- TASK DESCRIPTION
Write out the entries again exactly as they are given.

- RECORD EXCERPTS

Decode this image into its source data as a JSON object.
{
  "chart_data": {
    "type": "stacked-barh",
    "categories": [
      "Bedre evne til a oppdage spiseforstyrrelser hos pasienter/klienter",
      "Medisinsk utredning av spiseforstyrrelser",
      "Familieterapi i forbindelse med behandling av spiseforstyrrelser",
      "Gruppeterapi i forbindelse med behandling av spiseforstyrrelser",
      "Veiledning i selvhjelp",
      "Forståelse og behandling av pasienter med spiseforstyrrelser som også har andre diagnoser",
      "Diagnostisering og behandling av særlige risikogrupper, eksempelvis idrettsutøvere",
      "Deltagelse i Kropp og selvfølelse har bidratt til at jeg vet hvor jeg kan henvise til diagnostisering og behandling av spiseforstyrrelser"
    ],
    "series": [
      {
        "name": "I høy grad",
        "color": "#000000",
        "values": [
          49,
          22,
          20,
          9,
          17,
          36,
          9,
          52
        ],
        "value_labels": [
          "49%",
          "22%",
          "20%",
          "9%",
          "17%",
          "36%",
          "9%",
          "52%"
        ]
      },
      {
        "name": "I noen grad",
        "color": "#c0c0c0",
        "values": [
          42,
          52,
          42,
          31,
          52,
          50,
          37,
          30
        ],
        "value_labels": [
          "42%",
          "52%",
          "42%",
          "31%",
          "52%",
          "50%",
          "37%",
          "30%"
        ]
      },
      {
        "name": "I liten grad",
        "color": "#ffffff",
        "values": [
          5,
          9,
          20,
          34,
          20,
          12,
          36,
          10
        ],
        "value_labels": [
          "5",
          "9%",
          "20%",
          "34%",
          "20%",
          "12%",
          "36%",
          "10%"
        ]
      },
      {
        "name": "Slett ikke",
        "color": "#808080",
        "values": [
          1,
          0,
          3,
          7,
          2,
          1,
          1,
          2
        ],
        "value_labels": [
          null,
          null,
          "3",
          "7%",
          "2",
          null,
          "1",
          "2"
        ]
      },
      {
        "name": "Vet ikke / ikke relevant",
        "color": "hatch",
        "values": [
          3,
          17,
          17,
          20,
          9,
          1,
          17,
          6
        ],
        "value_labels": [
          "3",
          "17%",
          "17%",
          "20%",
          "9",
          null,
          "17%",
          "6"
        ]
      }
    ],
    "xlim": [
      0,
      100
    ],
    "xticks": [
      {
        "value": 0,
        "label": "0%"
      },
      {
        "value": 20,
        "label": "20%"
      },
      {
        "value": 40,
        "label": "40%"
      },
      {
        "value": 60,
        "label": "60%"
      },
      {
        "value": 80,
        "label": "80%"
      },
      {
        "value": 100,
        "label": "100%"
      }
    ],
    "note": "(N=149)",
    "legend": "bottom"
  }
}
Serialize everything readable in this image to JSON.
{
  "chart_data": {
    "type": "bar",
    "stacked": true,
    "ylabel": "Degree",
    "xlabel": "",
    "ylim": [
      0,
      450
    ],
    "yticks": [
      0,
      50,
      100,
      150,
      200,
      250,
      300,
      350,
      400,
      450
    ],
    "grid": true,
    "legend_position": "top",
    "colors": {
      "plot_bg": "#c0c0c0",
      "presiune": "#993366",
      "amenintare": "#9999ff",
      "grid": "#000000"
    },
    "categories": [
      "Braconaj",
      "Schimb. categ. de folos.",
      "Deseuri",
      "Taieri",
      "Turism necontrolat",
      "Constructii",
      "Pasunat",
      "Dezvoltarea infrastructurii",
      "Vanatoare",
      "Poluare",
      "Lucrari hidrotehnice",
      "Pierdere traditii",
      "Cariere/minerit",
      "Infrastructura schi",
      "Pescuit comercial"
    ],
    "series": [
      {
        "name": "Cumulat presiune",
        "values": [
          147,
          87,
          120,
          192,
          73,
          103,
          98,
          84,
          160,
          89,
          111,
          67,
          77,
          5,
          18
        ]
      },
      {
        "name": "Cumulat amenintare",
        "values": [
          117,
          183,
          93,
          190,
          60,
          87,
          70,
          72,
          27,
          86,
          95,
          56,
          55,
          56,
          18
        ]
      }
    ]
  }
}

- FULL RESPONSE
Decode this image into its source data as a JSON object.
{
  "chart_data": {
    "type": "stacked-barh",
    "categories": [
      "Bedre evne til a oppdage spiseforstyrrelser hos pasienter/klienter",
      "Medisinsk utredning av spiseforstyrrelser",
      "Familieterapi i forbindelse med behandling av spiseforstyrrelser",
      "Gruppeterapi i forbindelse med behandling av spiseforstyrrelser",
      "Veiledning i selvhjelp",
      "Forståelse og behandling av pasienter med spiseforstyrrelser som også har andre diagnoser",
      "Diagnostisering og behandling av særlige risikogrupper, eksempelvis idrettsutøvere",
      "Deltagelse i Kropp og selvfølelse har bidratt til at jeg vet hvor jeg kan henvise til diagnostisering og behandling av spiseforstyrrelser"
    ],
    "series": [
      {
        "name": "I høy grad",
        "color": "#000000",
        "values": [
          49,
          22,
          20,
          9,
          17,
          36,
          9,
          52
        ],
        "value_labels": [
          "49%",
          "22%",
          "20%",
          "9%",
          "17%",
          "36%",
          "9%",
          "52%"
        ]
      },
      {
        "name": "I noen grad",
        "color": "#c0c0c0",
        "values": [
          42,
          52,
          42,
          31,
          52,
          50,
          37,
          30
        ],
        "value_labels": [
          "42%",
          "52%",
          "42%",
          "31%",
          "52%",
          "50%",
          "37%",
          "30%"
        ]
      },
      {
        "name": "I liten grad",
        "color": "#ffffff",
        "values": [
          5,
          9,
          20,
          34,
          20,
          12,
          36,
          10
        ],
        "value_labels": [
          "5",
          "9%",
          "20%",
          "34%",
          "20%",
          "12%",
          "36%",
          "10%"
        ]
      },
      {
        "name": "Slett ikke",
        "color": "#808080",
        "values": [
          1,
          0,
          3,
          7,
          2,
          1,
          1,
          2
        ],
        "value_labels": [
          null,
          null,
          "3",
          "7%",
          "2",
          null,
          "1",
          "2"
        ]
      },
      {
        "name": "Vet ikke / ikke relevant",
        "color": "hatch",
        "values": [
          3,
          17,
          17,
          20,
          9,
          1,
          17,
          6
        ],
        "value_labels": [
          "3",
          "17%",
          "17%",
          "20%",
          "9",
          null,
          "17%",
          "6"
        ]
      }
    ],
    "xlim": [
      0,
      100
    ],
    "xticks": [
      {
        "value": 0,
        "label": "0%"
      },
      {
        "value": 20,
        "label": "20%"
      },
      {
        "value": 40,
        "label": "40%"
      },
      {
        "value": 60,
        "label": "60%"
      },
      {
        "value": 80,
        "label": "80%"
      },
      {
        "value": 100,
        "label": "100%"
      }
    ],
    "note": "(N=149)",
    "legend": "bottom"
  }
}
Serialize everything readable in this image to JSON.
{
  "chart_data": {
    "type": "bar",
    "stacked": true,
    "ylabel": "Degree",
    "xlabel": "",
    "ylim": [
      0,
      450
    ],
    "yticks": [
      0,
      50,
      100,
      150,
      200,
      250,
      300,
      350,
      400,
      450
    ],
    "grid": true,
    "legend_position": "top",
    "colors": {
      "plot_bg": "#c0c0c0",
      "presiune": "#993366",
      "amenintare": "#9999ff",
      "grid": "#000000"
    },
    "categories": [
      "Braconaj",
      "Schimb. categ. de folos.",
      "Deseuri",
      "Taieri",
      "Turism necontrolat",
      "Constructii",
      "Pasunat",
      "Dezvoltarea infrastructurii",
      "Vanatoare",
      "Poluare",
      "Lucrari hidrotehnice",
      "Pierdere traditii",
      "Cariere/minerit",
      "Infrastructura schi",
      "Pescuit comercial"
    ],
    "series": [
      {
        "name": "Cumulat presiune",
        "values": [
          147,
          87,
          120,
          192,
          73,
          103,
          98,
          84,
          160,
          89,
          111,
          67,
          77,
          5,
          18
        ]
      },
      {
        "name": "Cumulat amenintare",
        "values": [
          117,
          183,
          93,
          190,
          60,
          87,
          70,
          72,
          27,
          86,
          95,
          56,
          55,
          56,
          18
        ]
      }
    ]
  }
}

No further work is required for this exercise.